§ **Exercise prompt**: Copy every line of the data in which the word "value" occurs.

§ **Material for this exercise**:
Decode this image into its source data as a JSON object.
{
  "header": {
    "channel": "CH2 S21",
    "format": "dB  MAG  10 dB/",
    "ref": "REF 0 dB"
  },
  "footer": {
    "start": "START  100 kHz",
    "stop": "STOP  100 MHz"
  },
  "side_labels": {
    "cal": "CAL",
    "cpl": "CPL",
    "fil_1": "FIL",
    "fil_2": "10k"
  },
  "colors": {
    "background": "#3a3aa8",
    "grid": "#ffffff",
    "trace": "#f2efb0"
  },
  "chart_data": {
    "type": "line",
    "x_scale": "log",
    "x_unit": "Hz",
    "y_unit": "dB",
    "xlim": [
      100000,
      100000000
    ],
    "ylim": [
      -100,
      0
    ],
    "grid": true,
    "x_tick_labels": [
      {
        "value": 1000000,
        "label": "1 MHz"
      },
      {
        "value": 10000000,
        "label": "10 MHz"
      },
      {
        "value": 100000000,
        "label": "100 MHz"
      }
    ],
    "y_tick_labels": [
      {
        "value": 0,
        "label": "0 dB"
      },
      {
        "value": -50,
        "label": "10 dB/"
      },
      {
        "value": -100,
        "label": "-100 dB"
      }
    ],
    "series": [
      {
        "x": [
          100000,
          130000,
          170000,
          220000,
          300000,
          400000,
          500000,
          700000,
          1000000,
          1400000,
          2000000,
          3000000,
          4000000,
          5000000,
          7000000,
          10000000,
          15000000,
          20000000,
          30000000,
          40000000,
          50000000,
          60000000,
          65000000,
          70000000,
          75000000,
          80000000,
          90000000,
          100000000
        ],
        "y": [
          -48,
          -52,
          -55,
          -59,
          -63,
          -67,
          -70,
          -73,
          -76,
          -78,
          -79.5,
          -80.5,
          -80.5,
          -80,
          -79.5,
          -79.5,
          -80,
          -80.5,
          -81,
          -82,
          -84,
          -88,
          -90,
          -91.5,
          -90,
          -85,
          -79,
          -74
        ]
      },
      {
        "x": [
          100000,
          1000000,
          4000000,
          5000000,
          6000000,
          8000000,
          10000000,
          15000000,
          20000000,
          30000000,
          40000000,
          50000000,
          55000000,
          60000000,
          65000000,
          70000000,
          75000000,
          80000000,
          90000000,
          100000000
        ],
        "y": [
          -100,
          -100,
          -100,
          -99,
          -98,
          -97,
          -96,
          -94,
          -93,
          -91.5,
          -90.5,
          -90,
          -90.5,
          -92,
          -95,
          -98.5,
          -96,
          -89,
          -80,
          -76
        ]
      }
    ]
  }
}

§ **Result of the task**:
        "value": 1000000,
        "value": 10000000,
        "value": 100000000,
        "value": 0,
        "value": -50,
        "value": -100,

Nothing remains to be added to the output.